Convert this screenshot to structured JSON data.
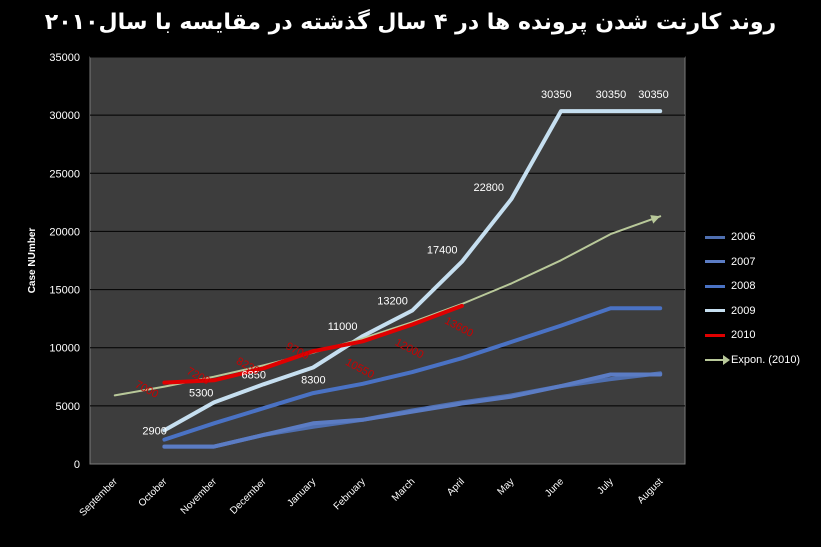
{
  "chart_data": {
    "type": "line",
    "title": "روند کارنت شدن پرونده ها در ۴ سال گذشته در مقایسه با سال۲۰۱۰",
    "xlabel": "",
    "ylabel": "Case NUmber",
    "categories": [
      "September",
      "October",
      "November",
      "December",
      "January",
      "February",
      "March",
      "April",
      "May",
      "June",
      "July",
      "August"
    ],
    "ylim": [
      0,
      35000
    ],
    "yticks": [
      0,
      5000,
      10000,
      15000,
      20000,
      25000,
      30000,
      35000
    ],
    "legend_position": "right",
    "grid": true,
    "series": [
      {
        "name": "2006",
        "color": "#4f6fb0",
        "values": [
          null,
          1500,
          1500,
          2500,
          3200,
          3800,
          4600,
          5300,
          5900,
          6700,
          7300,
          7800
        ]
      },
      {
        "name": "2007",
        "color": "#5b7cc4",
        "values": [
          null,
          1500,
          1500,
          2500,
          3500,
          3800,
          4500,
          5200,
          5800,
          6700,
          7700,
          7700
        ]
      },
      {
        "name": "2008",
        "color": "#4a72c4",
        "values": [
          null,
          2100,
          3500,
          4800,
          6100,
          6900,
          7900,
          9100,
          10500,
          11900,
          13400,
          13400
        ]
      },
      {
        "name": "2009",
        "color": "#c6dff0",
        "values": [
          null,
          2900,
          5300,
          6850,
          8300,
          11000,
          13200,
          17400,
          22800,
          30350,
          30350,
          30350
        ],
        "labels_color": "#ffffff"
      },
      {
        "name": "2010",
        "color": "#e00000",
        "values": [
          null,
          7000,
          7200,
          8230,
          9700,
          10550,
          12000,
          13600,
          null,
          null,
          null,
          null
        ],
        "labels_color": "#cc0000"
      },
      {
        "name": "Expon. (2010)",
        "color": "#b9c99a",
        "trend": true,
        "values": [
          5900,
          6660,
          7510,
          8480,
          9570,
          10800,
          12190,
          13760,
          15530,
          17520,
          19770,
          21300
        ]
      }
    ],
    "data_labels": [
      {
        "series": "2009",
        "text": "2900",
        "category": "October",
        "value": 2900
      },
      {
        "series": "2009",
        "text": "5300",
        "category": "November",
        "value": 5300
      },
      {
        "series": "2009",
        "text": "6850",
        "category": "December",
        "value": 6850
      },
      {
        "series": "2009",
        "text": "8300",
        "category": "January",
        "value": 8300
      },
      {
        "series": "2009",
        "text": "11000",
        "category": "February",
        "value": 11000
      },
      {
        "series": "2009",
        "text": "13200",
        "category": "March",
        "value": 13200
      },
      {
        "series": "2009",
        "text": "17400",
        "category": "April",
        "value": 17400
      },
      {
        "series": "2009",
        "text": "22800",
        "category": "May",
        "value": 22800
      },
      {
        "series": "2009",
        "text": "30350",
        "category": "June",
        "value": 30350
      },
      {
        "series": "2009",
        "text": "30350",
        "category": "July",
        "value": 30350
      },
      {
        "series": "2009",
        "text": "30350",
        "category": "August",
        "value": 30350
      },
      {
        "series": "2010",
        "text": "7000",
        "category": "October",
        "value": 7000
      },
      {
        "series": "2010",
        "text": "7200",
        "category": "November",
        "value": 7200
      },
      {
        "series": "2010",
        "text": "8230",
        "category": "December",
        "value": 8230
      },
      {
        "series": "2010",
        "text": "9700",
        "category": "January",
        "value": 9700
      },
      {
        "series": "2010",
        "text": "10550",
        "category": "February",
        "value": 10550
      },
      {
        "series": "2010",
        "text": "12000",
        "category": "March",
        "value": 12000
      },
      {
        "series": "2010",
        "text": "13600",
        "category": "April",
        "value": 13600
      }
    ]
  }
}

• • • • •

What you should do: Your task is to copy the entries in full and exactly, without any images.

Worked answer:
Convert this screenshot to structured JSON data.
{
  "chart_data": {
    "type": "line",
    "title": "روند کارنت شدن پرونده ها در ۴ سال گذشته در مقایسه با سال۲۰۱۰",
    "xlabel": "",
    "ylabel": "Case NUmber",
    "categories": [
      "September",
      "October",
      "November",
      "December",
      "January",
      "February",
      "March",
      "April",
      "May",
      "June",
      "July",
      "August"
    ],
    "ylim": [
      0,
      35000
    ],
    "yticks": [
      0,
      5000,
      10000,
      15000,
      20000,
      25000,
      30000,
      35000
    ],
    "legend_position": "right",
    "grid": true,
    "series": [
      {
        "name": "2006",
        "color": "#4f6fb0",
        "values": [
          null,
          1500,
          1500,
          2500,
          3200,
          3800,
          4600,
          5300,
          5900,
          6700,
          7300,
          7800
        ]
      },
      {
        "name": "2007",
        "color": "#5b7cc4",
        "values": [
          null,
          1500,
          1500,
          2500,
          3500,
          3800,
          4500,
          5200,
          5800,
          6700,
          7700,
          7700
        ]
      },
      {
        "name": "2008",
        "color": "#4a72c4",
        "values": [
          null,
          2100,
          3500,
          4800,
          6100,
          6900,
          7900,
          9100,
          10500,
          11900,
          13400,
          13400
        ]
      },
      {
        "name": "2009",
        "color": "#c6dff0",
        "values": [
          null,
          2900,
          5300,
          6850,
          8300,
          11000,
          13200,
          17400,
          22800,
          30350,
          30350,
          30350
        ],
        "labels_color": "#ffffff"
      },
      {
        "name": "2010",
        "color": "#e00000",
        "values": [
          null,
          7000,
          7200,
          8230,
          9700,
          10550,
          12000,
          13600,
          null,
          null,
          null,
          null
        ],
        "labels_color": "#cc0000"
      },
      {
        "name": "Expon. (2010)",
        "color": "#b9c99a",
        "trend": true,
        "values": [
          5900,
          6660,
          7510,
          8480,
          9570,
          10800,
          12190,
          13760,
          15530,
          17520,
          19770,
          21300
        ]
      }
    ],
    "data_labels": [
      {
        "series": "2009",
        "text": "2900",
        "category": "October",
        "value": 2900
      },
      {
        "series": "2009",
        "text": "5300",
        "category": "November",
        "value": 5300
      },
      {
        "series": "2009",
        "text": "6850",
        "category": "December",
        "value": 6850
      },
      {
        "series": "2009",
        "text": "8300",
        "category": "January",
        "value": 8300
      },
      {
        "series": "2009",
        "text": "11000",
        "category": "February",
        "value": 11000
      },
      {
        "series": "2009",
        "text": "13200",
        "category": "March",
        "value": 13200
      },
      {
        "series": "2009",
        "text": "17400",
        "category": "April",
        "value": 17400
      },
      {
        "series": "2009",
        "text": "22800",
        "category": "May",
        "value": 22800
      },
      {
        "series": "2009",
        "text": "30350",
        "category": "June",
        "value": 30350
      },
      {
        "series": "2009",
        "text": "30350",
        "category": "July",
        "value": 30350
      },
      {
        "series": "2009",
        "text": "30350",
        "category": "August",
        "value": 30350
      },
      {
        "series": "2010",
        "text": "7000",
        "category": "October",
        "value": 7000
      },
      {
        "series": "2010",
        "text": "7200",
        "category": "November",
        "value": 7200
      },
      {
        "series": "2010",
        "text": "8230",
        "category": "December",
        "value": 8230
      },
      {
        "series": "2010",
        "text": "9700",
        "category": "January",
        "value": 9700
      },
      {
        "series": "2010",
        "text": "10550",
        "category": "February",
        "value": 10550
      },
      {
        "series": "2010",
        "text": "12000",
        "category": "March",
        "value": 12000
      },
      {
        "series": "2010",
        "text": "13600",
        "category": "April",
        "value": 13600
      }
    ]
  }
}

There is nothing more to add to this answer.